## Records for this task
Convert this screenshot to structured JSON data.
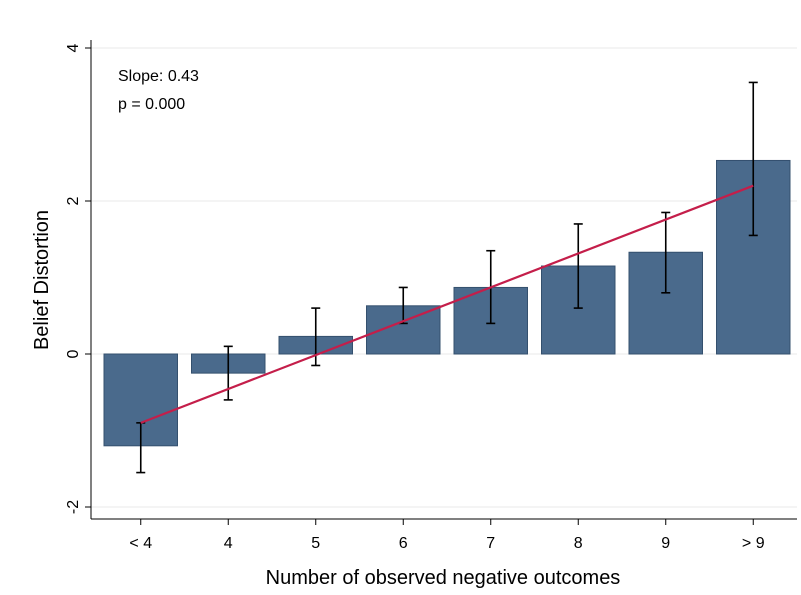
{
  "chart_data": {
    "type": "bar",
    "title": "",
    "xlabel": "Number of observed negative outcomes",
    "ylabel": "Belief Distortion",
    "categories": [
      "< 4",
      "4",
      "5",
      "6",
      "7",
      "8",
      "9",
      "> 9"
    ],
    "values": [
      -1.2,
      -0.25,
      0.23,
      0.63,
      0.87,
      1.15,
      1.33,
      2.53
    ],
    "error_low": [
      -1.55,
      -0.6,
      -0.15,
      0.4,
      0.4,
      0.6,
      0.8,
      1.55
    ],
    "error_high": [
      -0.9,
      0.1,
      0.6,
      0.87,
      1.35,
      1.7,
      1.85,
      3.55
    ],
    "ylim": [
      -2.2,
      4.1
    ],
    "yticks": [
      -2,
      0,
      2,
      4
    ],
    "fit_line": {
      "start": -0.9,
      "end": 2.2
    },
    "annotations": [
      "Slope: 0.43",
      "p = 0.000"
    ],
    "grid": true,
    "colors": {
      "bar": "#4a6a8c",
      "fit": "#c41e4a"
    }
  }
}
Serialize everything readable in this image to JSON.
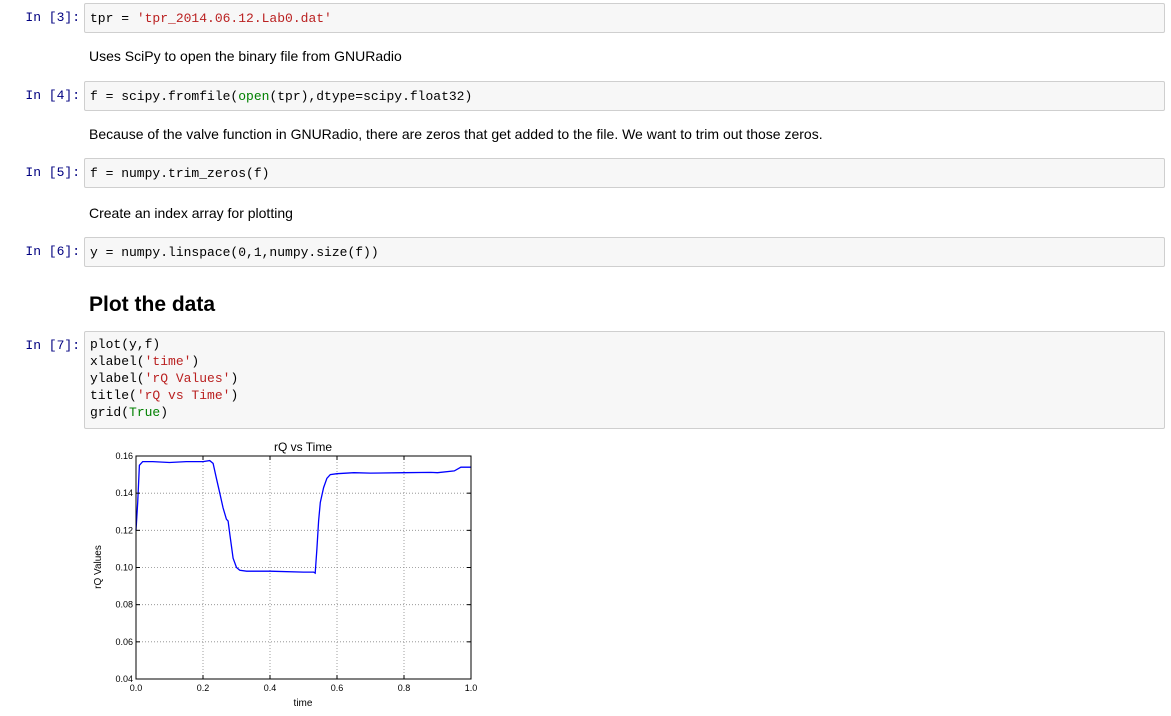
{
  "cells": [
    {
      "prompt": "In [3]:",
      "code": [
        [
          "tpr = ",
          ""
        ],
        [
          "'tpr_2014.06.12.Lab0.dat'",
          "s"
        ]
      ]
    },
    {
      "markdown": "Uses SciPy to open the binary file from GNURadio"
    },
    {
      "prompt": "In [4]:",
      "code": [
        [
          "f = scipy.fromfile(",
          ""
        ],
        [
          "open",
          "b"
        ],
        [
          "(tpr),dtype=scipy.float32)",
          ""
        ]
      ]
    },
    {
      "markdown": "Because of the valve function in GNURadio, there are zeros that get added to the file. We want to trim out those zeros."
    },
    {
      "prompt": "In [5]:",
      "code": [
        [
          "f = numpy.trim_zeros(f)",
          ""
        ]
      ]
    },
    {
      "markdown": "Create an index array for plotting"
    },
    {
      "prompt": "In [6]:",
      "code": [
        [
          "y = numpy.linspace(0,1,numpy.size(f))",
          ""
        ]
      ]
    },
    {
      "heading": "Plot the data"
    },
    {
      "prompt": "In [7]:",
      "code_lines": [
        [
          [
            "plot(y,f)",
            ""
          ]
        ],
        [
          [
            "xlabel(",
            ""
          ],
          [
            "'time'",
            "s"
          ],
          [
            ")",
            ""
          ]
        ],
        [
          [
            "ylabel(",
            ""
          ],
          [
            "'rQ Values'",
            "s"
          ],
          [
            ")",
            ""
          ]
        ],
        [
          [
            "title(",
            ""
          ],
          [
            "'rQ vs Time'",
            "s"
          ],
          [
            ")",
            ""
          ]
        ],
        [
          [
            "grid(",
            ""
          ],
          [
            "True",
            "b"
          ],
          [
            ")",
            ""
          ]
        ]
      ]
    }
  ],
  "chart_data": {
    "type": "line",
    "title": "rQ vs Time",
    "xlabel": "time",
    "ylabel": "rQ Values",
    "xlim": [
      0.0,
      1.0
    ],
    "ylim": [
      0.04,
      0.16
    ],
    "xticks": [
      "0.0",
      "0.2",
      "0.4",
      "0.6",
      "0.8",
      "1.0"
    ],
    "yticks": [
      "0.04",
      "0.06",
      "0.08",
      "0.10",
      "0.12",
      "0.14",
      "0.16"
    ],
    "grid": true,
    "color": "#0000ff",
    "x": [
      0.0,
      0.005,
      0.01,
      0.02,
      0.05,
      0.1,
      0.15,
      0.2,
      0.22,
      0.23,
      0.24,
      0.25,
      0.26,
      0.27,
      0.275,
      0.28,
      0.29,
      0.3,
      0.31,
      0.33,
      0.4,
      0.5,
      0.53,
      0.535,
      0.54,
      0.545,
      0.55,
      0.56,
      0.57,
      0.58,
      0.6,
      0.65,
      0.7,
      0.8,
      0.88,
      0.9,
      0.95,
      0.97,
      1.0
    ],
    "y": [
      0.12,
      0.135,
      0.155,
      0.157,
      0.157,
      0.1565,
      0.157,
      0.157,
      0.1575,
      0.156,
      0.148,
      0.14,
      0.132,
      0.126,
      0.125,
      0.118,
      0.105,
      0.1,
      0.0985,
      0.098,
      0.098,
      0.0975,
      0.0975,
      0.097,
      0.11,
      0.125,
      0.135,
      0.143,
      0.148,
      0.15,
      0.1505,
      0.151,
      0.1508,
      0.151,
      0.1512,
      0.151,
      0.152,
      0.154,
      0.154
    ]
  }
}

## Given instruction
Show every line from the entries above in which the word "numpy" appears.

## Task output
          "f = numpy.trim_zeros(f)",
          "y = numpy.linspace(0,1,numpy.size(f))",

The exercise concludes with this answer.